→ **Problem to work on**:
Copy out the lines that include the word "mailserver".

→ **Records for this exercise**:

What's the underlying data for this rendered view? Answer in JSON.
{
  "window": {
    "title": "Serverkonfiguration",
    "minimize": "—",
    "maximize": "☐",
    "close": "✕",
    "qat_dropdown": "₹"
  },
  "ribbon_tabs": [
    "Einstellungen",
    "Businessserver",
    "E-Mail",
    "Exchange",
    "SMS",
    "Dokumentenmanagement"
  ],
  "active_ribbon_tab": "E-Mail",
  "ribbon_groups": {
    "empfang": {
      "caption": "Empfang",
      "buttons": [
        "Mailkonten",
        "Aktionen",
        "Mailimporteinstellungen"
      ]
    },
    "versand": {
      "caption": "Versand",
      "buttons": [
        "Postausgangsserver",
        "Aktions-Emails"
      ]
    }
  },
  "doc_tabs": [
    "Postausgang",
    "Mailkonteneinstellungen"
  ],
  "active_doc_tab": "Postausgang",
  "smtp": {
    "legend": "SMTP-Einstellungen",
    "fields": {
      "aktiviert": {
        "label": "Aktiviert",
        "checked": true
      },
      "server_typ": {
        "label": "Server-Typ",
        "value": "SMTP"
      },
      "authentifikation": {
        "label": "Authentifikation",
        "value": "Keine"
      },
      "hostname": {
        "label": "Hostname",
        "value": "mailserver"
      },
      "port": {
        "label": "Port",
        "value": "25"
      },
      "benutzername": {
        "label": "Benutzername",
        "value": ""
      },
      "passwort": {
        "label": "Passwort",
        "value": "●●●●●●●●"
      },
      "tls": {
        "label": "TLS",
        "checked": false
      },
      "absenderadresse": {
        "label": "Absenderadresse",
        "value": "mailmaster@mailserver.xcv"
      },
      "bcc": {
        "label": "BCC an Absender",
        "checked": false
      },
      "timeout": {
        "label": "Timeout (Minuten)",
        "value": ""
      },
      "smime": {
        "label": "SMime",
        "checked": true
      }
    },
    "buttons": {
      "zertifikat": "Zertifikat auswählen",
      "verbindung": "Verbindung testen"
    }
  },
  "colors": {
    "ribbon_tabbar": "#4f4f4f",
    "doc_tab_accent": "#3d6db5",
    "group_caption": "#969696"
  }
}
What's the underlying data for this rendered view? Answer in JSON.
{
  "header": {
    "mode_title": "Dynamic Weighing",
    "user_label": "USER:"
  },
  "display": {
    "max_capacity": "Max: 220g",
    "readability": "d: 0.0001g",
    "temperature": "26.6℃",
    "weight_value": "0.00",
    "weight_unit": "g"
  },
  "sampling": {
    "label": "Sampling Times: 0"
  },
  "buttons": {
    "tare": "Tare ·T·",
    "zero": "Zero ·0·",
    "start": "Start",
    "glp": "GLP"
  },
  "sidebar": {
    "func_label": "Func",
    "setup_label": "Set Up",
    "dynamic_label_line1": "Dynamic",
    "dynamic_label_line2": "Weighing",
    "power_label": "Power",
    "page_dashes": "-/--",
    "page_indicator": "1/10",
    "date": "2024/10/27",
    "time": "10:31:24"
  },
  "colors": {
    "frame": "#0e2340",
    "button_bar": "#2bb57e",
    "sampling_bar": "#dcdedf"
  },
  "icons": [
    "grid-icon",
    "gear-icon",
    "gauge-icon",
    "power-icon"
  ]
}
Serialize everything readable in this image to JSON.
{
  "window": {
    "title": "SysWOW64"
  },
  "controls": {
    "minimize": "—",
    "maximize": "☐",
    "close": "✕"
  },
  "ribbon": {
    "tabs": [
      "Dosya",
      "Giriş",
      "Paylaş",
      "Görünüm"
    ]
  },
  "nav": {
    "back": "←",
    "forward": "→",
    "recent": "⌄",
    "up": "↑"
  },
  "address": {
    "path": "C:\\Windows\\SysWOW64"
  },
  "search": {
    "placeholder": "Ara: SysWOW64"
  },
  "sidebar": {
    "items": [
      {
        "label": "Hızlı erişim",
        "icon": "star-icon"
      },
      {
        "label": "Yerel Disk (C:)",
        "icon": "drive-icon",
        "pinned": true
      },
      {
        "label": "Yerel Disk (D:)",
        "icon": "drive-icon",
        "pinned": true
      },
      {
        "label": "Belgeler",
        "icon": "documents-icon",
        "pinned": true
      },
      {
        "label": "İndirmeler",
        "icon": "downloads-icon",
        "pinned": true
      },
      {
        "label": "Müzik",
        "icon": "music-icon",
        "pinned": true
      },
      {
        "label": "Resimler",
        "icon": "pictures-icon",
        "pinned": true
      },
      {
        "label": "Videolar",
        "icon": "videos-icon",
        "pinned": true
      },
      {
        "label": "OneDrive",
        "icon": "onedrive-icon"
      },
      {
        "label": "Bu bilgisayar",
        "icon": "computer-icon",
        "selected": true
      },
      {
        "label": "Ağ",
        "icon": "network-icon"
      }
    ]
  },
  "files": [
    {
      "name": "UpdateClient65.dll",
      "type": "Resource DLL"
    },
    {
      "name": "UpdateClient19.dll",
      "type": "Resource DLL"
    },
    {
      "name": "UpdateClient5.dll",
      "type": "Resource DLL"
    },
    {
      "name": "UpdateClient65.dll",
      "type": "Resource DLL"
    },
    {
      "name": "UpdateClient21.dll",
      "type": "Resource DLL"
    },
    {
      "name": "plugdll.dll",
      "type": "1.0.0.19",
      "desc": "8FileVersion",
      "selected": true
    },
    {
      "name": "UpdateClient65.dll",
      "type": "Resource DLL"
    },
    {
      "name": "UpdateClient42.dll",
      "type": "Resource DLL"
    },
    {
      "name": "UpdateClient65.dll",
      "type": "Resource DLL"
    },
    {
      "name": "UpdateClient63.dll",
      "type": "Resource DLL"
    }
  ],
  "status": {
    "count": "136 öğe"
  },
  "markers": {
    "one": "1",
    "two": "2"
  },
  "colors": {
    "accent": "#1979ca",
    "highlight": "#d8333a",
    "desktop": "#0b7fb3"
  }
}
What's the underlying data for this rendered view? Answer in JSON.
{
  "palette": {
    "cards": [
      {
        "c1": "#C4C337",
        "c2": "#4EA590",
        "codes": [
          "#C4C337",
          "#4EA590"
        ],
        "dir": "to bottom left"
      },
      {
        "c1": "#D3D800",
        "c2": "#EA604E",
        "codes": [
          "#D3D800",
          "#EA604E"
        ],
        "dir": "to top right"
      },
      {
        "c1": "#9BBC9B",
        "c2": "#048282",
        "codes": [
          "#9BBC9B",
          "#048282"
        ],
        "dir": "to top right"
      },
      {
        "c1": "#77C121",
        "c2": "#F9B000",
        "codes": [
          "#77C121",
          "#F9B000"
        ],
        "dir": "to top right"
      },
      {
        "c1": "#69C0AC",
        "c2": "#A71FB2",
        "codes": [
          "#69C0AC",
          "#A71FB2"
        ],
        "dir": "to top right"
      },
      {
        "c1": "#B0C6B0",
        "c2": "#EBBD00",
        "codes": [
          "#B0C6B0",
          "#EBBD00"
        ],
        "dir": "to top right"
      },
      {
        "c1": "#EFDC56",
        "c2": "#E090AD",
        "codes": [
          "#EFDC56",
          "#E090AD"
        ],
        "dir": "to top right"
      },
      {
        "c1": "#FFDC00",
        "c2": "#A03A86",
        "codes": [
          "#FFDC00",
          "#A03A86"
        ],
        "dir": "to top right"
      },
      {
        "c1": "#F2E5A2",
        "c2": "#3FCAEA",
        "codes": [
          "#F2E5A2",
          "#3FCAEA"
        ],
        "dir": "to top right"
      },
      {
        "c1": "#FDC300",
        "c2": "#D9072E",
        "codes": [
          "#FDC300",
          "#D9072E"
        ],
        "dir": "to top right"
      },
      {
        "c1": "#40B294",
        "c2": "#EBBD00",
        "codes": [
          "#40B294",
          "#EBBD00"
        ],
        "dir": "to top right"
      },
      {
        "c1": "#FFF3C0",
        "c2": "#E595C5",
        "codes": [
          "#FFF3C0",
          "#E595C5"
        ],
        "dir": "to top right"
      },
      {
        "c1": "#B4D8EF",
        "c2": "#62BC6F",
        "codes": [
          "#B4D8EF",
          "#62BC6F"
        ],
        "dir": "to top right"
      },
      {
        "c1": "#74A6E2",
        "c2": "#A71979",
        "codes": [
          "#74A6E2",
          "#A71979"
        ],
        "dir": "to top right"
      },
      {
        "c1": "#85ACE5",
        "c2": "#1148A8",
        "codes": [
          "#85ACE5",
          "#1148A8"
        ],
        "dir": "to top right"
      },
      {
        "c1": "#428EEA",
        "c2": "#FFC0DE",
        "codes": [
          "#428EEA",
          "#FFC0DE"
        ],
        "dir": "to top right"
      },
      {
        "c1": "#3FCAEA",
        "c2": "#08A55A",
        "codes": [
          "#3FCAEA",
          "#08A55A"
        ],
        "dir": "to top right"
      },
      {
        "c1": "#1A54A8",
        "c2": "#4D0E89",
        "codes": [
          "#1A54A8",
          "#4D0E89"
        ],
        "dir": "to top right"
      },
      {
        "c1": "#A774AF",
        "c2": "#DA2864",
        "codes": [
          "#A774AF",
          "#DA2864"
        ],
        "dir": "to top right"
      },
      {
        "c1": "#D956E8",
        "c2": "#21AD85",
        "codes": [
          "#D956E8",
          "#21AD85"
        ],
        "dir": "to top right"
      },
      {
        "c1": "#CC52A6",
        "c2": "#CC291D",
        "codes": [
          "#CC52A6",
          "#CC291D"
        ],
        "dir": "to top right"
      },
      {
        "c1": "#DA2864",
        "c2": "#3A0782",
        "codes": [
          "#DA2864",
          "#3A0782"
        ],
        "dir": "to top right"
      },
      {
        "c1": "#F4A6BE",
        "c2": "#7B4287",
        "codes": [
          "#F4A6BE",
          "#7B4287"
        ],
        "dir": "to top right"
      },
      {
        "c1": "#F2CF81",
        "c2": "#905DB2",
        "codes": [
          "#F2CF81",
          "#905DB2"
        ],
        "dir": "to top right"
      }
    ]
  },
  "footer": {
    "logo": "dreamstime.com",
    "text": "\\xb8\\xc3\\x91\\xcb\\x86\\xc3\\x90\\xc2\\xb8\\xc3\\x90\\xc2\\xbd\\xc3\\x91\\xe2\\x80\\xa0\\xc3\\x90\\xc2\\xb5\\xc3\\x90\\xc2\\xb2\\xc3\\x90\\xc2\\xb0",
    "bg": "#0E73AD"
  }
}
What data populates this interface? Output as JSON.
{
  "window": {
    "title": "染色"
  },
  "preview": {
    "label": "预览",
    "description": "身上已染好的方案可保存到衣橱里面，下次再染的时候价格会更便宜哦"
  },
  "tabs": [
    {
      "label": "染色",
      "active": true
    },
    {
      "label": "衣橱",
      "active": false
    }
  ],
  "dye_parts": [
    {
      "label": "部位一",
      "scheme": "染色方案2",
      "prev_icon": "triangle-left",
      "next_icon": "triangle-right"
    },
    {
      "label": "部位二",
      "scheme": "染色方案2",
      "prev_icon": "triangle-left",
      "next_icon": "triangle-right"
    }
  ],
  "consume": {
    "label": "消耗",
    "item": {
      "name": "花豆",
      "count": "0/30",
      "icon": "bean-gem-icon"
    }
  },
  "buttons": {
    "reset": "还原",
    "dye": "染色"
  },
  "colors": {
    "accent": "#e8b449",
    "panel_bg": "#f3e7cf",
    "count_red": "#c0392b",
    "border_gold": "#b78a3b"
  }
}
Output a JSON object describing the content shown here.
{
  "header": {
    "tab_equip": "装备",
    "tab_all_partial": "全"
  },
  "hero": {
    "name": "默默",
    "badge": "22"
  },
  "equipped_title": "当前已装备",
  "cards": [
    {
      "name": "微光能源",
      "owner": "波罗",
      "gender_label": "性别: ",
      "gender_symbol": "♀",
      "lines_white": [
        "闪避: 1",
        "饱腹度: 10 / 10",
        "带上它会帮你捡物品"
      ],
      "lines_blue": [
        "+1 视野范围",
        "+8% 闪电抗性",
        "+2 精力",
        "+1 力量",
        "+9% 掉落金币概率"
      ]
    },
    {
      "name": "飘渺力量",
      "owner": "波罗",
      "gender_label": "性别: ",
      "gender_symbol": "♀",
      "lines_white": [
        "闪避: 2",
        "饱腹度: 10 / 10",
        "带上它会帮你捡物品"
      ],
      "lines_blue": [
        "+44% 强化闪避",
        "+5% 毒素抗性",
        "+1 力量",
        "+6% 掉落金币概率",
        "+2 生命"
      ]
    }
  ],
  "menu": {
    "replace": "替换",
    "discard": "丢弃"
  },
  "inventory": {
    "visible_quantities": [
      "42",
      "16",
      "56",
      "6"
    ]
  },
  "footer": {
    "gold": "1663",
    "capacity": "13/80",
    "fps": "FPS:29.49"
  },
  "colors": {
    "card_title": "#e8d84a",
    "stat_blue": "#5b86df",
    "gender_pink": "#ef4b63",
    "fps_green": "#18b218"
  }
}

→ **Output for this exercise**:
        "value": "mailserver"
        "value": "mailmaster@mailserver.xcv"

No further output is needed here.